▸ **TASK MATERIAL**:

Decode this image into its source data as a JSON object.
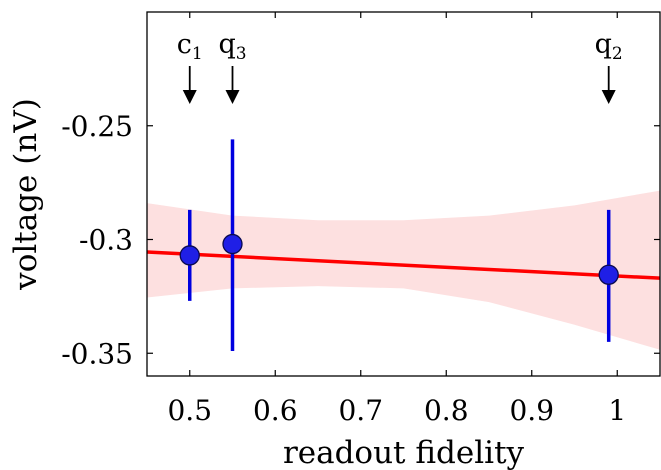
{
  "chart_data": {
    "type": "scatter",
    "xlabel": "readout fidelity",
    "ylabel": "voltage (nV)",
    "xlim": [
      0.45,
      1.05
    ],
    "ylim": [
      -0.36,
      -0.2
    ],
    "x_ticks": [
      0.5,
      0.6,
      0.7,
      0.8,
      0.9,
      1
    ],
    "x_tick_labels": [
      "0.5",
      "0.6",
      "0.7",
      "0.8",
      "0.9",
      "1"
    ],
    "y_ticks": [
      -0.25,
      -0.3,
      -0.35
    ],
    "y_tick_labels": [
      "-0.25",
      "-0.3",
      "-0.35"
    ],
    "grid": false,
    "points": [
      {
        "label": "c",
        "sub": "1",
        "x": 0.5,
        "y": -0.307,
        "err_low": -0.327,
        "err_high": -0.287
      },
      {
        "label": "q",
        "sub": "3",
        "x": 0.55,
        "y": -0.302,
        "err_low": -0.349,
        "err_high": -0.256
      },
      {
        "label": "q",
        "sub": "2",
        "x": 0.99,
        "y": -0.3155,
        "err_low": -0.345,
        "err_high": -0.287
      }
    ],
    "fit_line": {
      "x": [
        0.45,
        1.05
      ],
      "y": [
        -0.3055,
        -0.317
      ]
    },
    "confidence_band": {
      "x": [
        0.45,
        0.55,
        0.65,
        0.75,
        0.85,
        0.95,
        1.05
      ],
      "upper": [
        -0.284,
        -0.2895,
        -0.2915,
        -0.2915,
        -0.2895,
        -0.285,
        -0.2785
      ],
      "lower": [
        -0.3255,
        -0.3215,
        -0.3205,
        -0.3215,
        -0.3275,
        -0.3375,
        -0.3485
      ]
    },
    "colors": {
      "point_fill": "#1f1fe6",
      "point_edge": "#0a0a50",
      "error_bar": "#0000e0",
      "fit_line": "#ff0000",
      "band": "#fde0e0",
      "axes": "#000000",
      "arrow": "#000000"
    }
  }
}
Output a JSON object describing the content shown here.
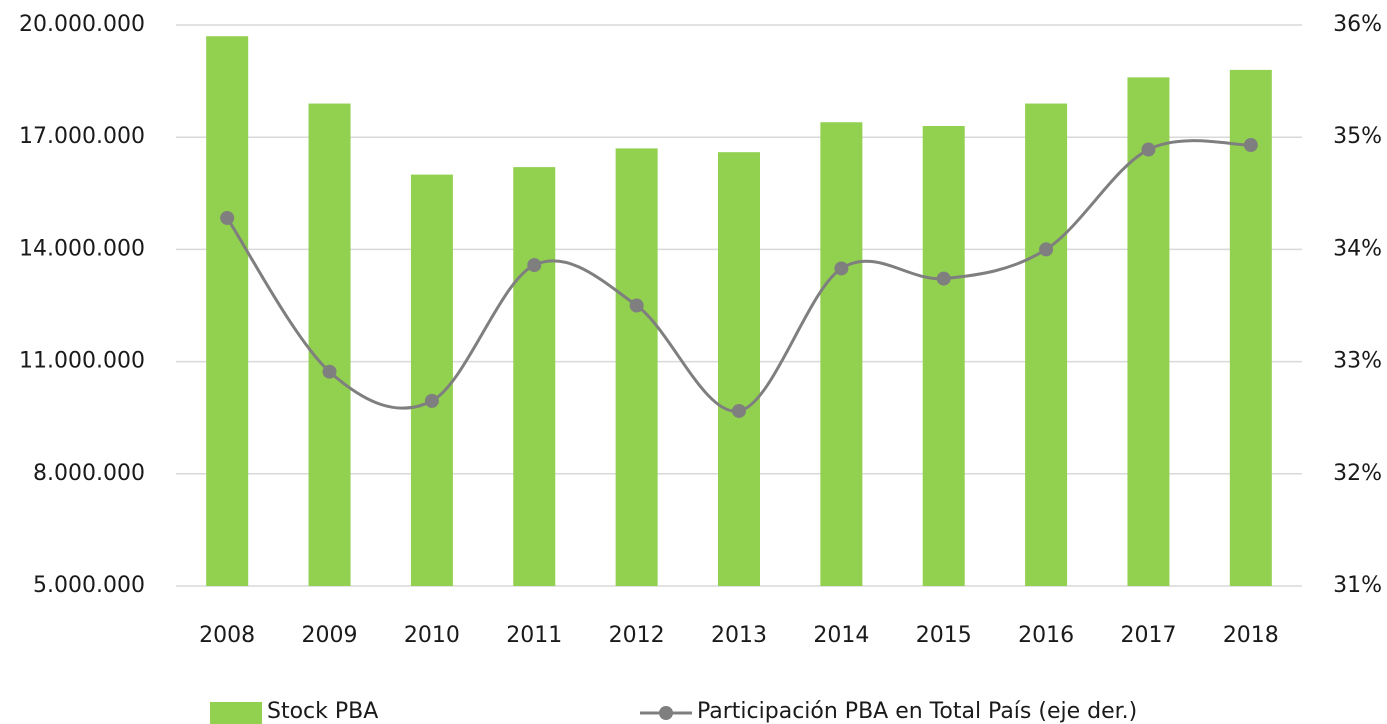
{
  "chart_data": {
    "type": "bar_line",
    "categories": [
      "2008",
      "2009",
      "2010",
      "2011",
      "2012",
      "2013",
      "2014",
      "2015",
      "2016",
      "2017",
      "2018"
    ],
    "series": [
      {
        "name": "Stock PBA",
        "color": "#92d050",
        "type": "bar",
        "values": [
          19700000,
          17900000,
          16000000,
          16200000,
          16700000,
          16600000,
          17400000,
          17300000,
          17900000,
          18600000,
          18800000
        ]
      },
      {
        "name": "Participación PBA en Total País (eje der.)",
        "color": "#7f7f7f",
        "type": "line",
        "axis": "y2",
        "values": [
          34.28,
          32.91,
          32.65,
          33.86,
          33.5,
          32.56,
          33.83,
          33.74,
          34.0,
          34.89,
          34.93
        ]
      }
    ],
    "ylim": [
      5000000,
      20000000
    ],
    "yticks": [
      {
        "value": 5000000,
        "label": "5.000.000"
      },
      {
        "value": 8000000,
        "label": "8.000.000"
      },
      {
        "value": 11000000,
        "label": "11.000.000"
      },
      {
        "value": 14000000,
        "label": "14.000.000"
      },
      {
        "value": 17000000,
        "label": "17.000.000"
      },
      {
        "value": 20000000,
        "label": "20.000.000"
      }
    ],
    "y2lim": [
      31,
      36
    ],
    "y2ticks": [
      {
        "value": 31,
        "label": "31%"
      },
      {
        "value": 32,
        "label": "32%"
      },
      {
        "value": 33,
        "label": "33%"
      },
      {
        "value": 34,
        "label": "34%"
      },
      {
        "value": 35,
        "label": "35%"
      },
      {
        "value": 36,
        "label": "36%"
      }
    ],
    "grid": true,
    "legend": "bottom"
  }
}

▸ **THE EXERCISE**: Copy the material above exactly and drop the pictures.

▸ **OUTPUT FOR THIS TASK**:
Decode this image into its source data as a JSON object.
{
  "chart_data": {
    "type": "scatter",
    "xlabel": "readout fidelity",
    "ylabel": "voltage (nV)",
    "xlim": [
      0.45,
      1.05
    ],
    "ylim": [
      -0.36,
      -0.2
    ],
    "x_ticks": [
      0.5,
      0.6,
      0.7,
      0.8,
      0.9,
      1
    ],
    "x_tick_labels": [
      "0.5",
      "0.6",
      "0.7",
      "0.8",
      "0.9",
      "1"
    ],
    "y_ticks": [
      -0.25,
      -0.3,
      -0.35
    ],
    "y_tick_labels": [
      "-0.25",
      "-0.3",
      "-0.35"
    ],
    "grid": false,
    "points": [
      {
        "label": "c",
        "sub": "1",
        "x": 0.5,
        "y": -0.307,
        "err_low": -0.327,
        "err_high": -0.287
      },
      {
        "label": "q",
        "sub": "3",
        "x": 0.55,
        "y": -0.302,
        "err_low": -0.349,
        "err_high": -0.256
      },
      {
        "label": "q",
        "sub": "2",
        "x": 0.99,
        "y": -0.3155,
        "err_low": -0.345,
        "err_high": -0.287
      }
    ],
    "fit_line": {
      "x": [
        0.45,
        1.05
      ],
      "y": [
        -0.3055,
        -0.317
      ]
    },
    "confidence_band": {
      "x": [
        0.45,
        0.55,
        0.65,
        0.75,
        0.85,
        0.95,
        1.05
      ],
      "upper": [
        -0.284,
        -0.2895,
        -0.2915,
        -0.2915,
        -0.2895,
        -0.285,
        -0.2785
      ],
      "lower": [
        -0.3255,
        -0.3215,
        -0.3205,
        -0.3215,
        -0.3275,
        -0.3375,
        -0.3485
      ]
    },
    "colors": {
      "point_fill": "#1f1fe6",
      "point_edge": "#0a0a50",
      "error_bar": "#0000e0",
      "fit_line": "#ff0000",
      "band": "#fde0e0",
      "axes": "#000000",
      "arrow": "#000000"
    }
  }
}
Output a JSON object describing the content shown here.
{
  "chart_data": {
    "type": "bar_line",
    "categories": [
      "2008",
      "2009",
      "2010",
      "2011",
      "2012",
      "2013",
      "2014",
      "2015",
      "2016",
      "2017",
      "2018"
    ],
    "series": [
      {
        "name": "Stock PBA",
        "color": "#92d050",
        "type": "bar",
        "values": [
          19700000,
          17900000,
          16000000,
          16200000,
          16700000,
          16600000,
          17400000,
          17300000,
          17900000,
          18600000,
          18800000
        ]
      },
      {
        "name": "Participación PBA en Total País (eje der.)",
        "color": "#7f7f7f",
        "type": "line",
        "axis": "y2",
        "values": [
          34.28,
          32.91,
          32.65,
          33.86,
          33.5,
          32.56,
          33.83,
          33.74,
          34.0,
          34.89,
          34.93
        ]
      }
    ],
    "ylim": [
      5000000,
      20000000
    ],
    "yticks": [
      {
        "value": 5000000,
        "label": "5.000.000"
      },
      {
        "value": 8000000,
        "label": "8.000.000"
      },
      {
        "value": 11000000,
        "label": "11.000.000"
      },
      {
        "value": 14000000,
        "label": "14.000.000"
      },
      {
        "value": 17000000,
        "label": "17.000.000"
      },
      {
        "value": 20000000,
        "label": "20.000.000"
      }
    ],
    "y2lim": [
      31,
      36
    ],
    "y2ticks": [
      {
        "value": 31,
        "label": "31%"
      },
      {
        "value": 32,
        "label": "32%"
      },
      {
        "value": 33,
        "label": "33%"
      },
      {
        "value": 34,
        "label": "34%"
      },
      {
        "value": 35,
        "label": "35%"
      },
      {
        "value": 36,
        "label": "36%"
      }
    ],
    "grid": true,
    "legend": "bottom"
  }
}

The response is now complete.